▸ Written instruction
Copy out every line exactly, passing over the pictures.

▸ Dataset items
_ _ _ _
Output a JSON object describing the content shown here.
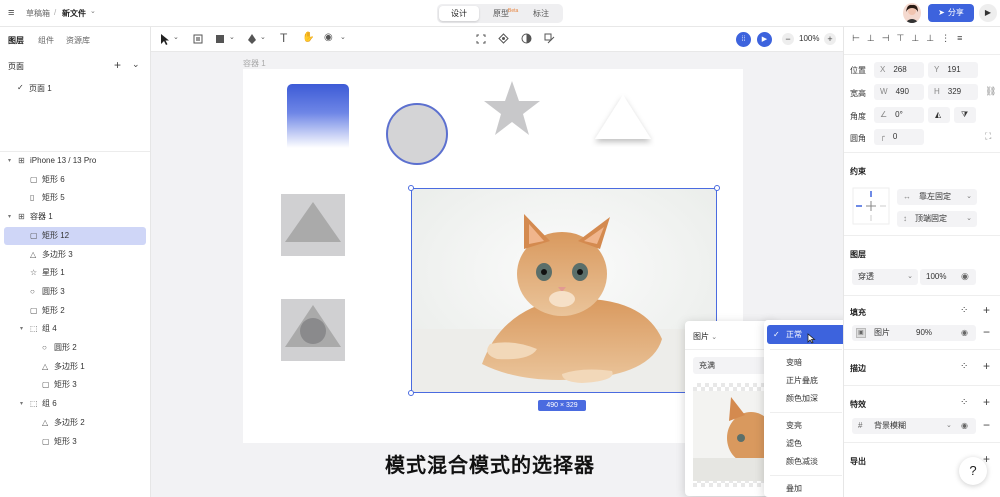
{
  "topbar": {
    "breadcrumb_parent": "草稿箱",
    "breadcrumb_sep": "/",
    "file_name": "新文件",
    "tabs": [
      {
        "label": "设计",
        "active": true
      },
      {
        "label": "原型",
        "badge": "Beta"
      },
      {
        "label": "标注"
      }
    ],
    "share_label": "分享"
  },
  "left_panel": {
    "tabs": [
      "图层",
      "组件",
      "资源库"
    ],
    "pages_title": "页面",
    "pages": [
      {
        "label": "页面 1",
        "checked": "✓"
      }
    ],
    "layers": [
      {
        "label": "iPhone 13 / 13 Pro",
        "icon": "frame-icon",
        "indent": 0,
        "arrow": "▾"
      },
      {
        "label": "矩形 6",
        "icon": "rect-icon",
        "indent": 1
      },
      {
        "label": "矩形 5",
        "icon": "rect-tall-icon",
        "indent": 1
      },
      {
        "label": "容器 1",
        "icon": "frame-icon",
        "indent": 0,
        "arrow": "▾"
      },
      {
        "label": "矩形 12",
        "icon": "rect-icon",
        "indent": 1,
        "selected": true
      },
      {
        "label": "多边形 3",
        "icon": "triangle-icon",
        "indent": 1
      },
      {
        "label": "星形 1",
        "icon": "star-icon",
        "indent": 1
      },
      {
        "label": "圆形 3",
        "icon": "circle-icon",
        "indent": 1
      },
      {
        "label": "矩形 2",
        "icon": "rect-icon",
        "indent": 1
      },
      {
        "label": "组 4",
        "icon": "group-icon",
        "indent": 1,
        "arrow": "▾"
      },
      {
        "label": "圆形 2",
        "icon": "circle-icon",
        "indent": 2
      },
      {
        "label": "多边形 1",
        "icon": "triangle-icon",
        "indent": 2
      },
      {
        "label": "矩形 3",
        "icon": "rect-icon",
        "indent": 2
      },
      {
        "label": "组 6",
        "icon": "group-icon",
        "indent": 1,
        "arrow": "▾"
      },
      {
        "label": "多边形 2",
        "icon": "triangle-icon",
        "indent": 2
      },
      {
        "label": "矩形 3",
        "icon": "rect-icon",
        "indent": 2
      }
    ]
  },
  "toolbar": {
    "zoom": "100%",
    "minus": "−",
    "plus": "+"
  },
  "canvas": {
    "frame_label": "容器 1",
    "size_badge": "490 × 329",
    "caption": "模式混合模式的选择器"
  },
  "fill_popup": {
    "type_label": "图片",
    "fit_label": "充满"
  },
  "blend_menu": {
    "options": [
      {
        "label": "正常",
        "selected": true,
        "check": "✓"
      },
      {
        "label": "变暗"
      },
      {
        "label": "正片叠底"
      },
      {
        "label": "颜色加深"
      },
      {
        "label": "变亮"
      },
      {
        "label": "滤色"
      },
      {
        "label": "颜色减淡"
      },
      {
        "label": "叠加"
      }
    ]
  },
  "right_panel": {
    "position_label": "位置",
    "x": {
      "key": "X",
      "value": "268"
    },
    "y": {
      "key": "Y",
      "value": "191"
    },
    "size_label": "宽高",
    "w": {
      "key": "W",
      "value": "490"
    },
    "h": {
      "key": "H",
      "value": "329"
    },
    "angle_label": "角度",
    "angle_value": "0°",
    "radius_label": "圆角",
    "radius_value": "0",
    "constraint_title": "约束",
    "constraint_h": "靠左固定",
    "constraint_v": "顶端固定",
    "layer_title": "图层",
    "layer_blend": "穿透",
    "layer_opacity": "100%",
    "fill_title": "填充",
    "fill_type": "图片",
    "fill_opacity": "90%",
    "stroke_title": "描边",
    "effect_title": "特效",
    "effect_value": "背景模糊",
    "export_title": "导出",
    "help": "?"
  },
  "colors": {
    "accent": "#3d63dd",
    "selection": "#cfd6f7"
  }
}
_ _ _ _
▸ Result
Output a JSON object describing the content shown here.
{
  "topbar": {
    "breadcrumb_parent": "草稿箱",
    "breadcrumb_sep": "/",
    "file_name": "新文件",
    "tabs": [
      {
        "label": "设计",
        "active": true
      },
      {
        "label": "原型",
        "badge": "Beta"
      },
      {
        "label": "标注"
      }
    ],
    "share_label": "分享"
  },
  "left_panel": {
    "tabs": [
      "图层",
      "组件",
      "资源库"
    ],
    "pages_title": "页面",
    "pages": [
      {
        "label": "页面 1",
        "checked": "✓"
      }
    ],
    "layers": [
      {
        "label": "iPhone 13 / 13 Pro",
        "icon": "frame-icon",
        "indent": 0,
        "arrow": "▾"
      },
      {
        "label": "矩形 6",
        "icon": "rect-icon",
        "indent": 1
      },
      {
        "label": "矩形 5",
        "icon": "rect-tall-icon",
        "indent": 1
      },
      {
        "label": "容器 1",
        "icon": "frame-icon",
        "indent": 0,
        "arrow": "▾"
      },
      {
        "label": "矩形 12",
        "icon": "rect-icon",
        "indent": 1,
        "selected": true
      },
      {
        "label": "多边形 3",
        "icon": "triangle-icon",
        "indent": 1
      },
      {
        "label": "星形 1",
        "icon": "star-icon",
        "indent": 1
      },
      {
        "label": "圆形 3",
        "icon": "circle-icon",
        "indent": 1
      },
      {
        "label": "矩形 2",
        "icon": "rect-icon",
        "indent": 1
      },
      {
        "label": "组 4",
        "icon": "group-icon",
        "indent": 1,
        "arrow": "▾"
      },
      {
        "label": "圆形 2",
        "icon": "circle-icon",
        "indent": 2
      },
      {
        "label": "多边形 1",
        "icon": "triangle-icon",
        "indent": 2
      },
      {
        "label": "矩形 3",
        "icon": "rect-icon",
        "indent": 2
      },
      {
        "label": "组 6",
        "icon": "group-icon",
        "indent": 1,
        "arrow": "▾"
      },
      {
        "label": "多边形 2",
        "icon": "triangle-icon",
        "indent": 2
      },
      {
        "label": "矩形 3",
        "icon": "rect-icon",
        "indent": 2
      }
    ]
  },
  "toolbar": {
    "zoom": "100%",
    "minus": "−",
    "plus": "+"
  },
  "canvas": {
    "frame_label": "容器 1",
    "size_badge": "490 × 329",
    "caption": "模式混合模式的选择器"
  },
  "fill_popup": {
    "type_label": "图片",
    "fit_label": "充满"
  },
  "blend_menu": {
    "options": [
      {
        "label": "正常",
        "selected": true,
        "check": "✓"
      },
      {
        "label": "变暗"
      },
      {
        "label": "正片叠底"
      },
      {
        "label": "颜色加深"
      },
      {
        "label": "变亮"
      },
      {
        "label": "滤色"
      },
      {
        "label": "颜色减淡"
      },
      {
        "label": "叠加"
      }
    ]
  },
  "right_panel": {
    "position_label": "位置",
    "x": {
      "key": "X",
      "value": "268"
    },
    "y": {
      "key": "Y",
      "value": "191"
    },
    "size_label": "宽高",
    "w": {
      "key": "W",
      "value": "490"
    },
    "h": {
      "key": "H",
      "value": "329"
    },
    "angle_label": "角度",
    "angle_value": "0°",
    "radius_label": "圆角",
    "radius_value": "0",
    "constraint_title": "约束",
    "constraint_h": "靠左固定",
    "constraint_v": "顶端固定",
    "layer_title": "图层",
    "layer_blend": "穿透",
    "layer_opacity": "100%",
    "fill_title": "填充",
    "fill_type": "图片",
    "fill_opacity": "90%",
    "stroke_title": "描边",
    "effect_title": "特效",
    "effect_value": "背景模糊",
    "export_title": "导出",
    "help": "?"
  },
  "colors": {
    "accent": "#3d63dd",
    "selection": "#cfd6f7"
  }
}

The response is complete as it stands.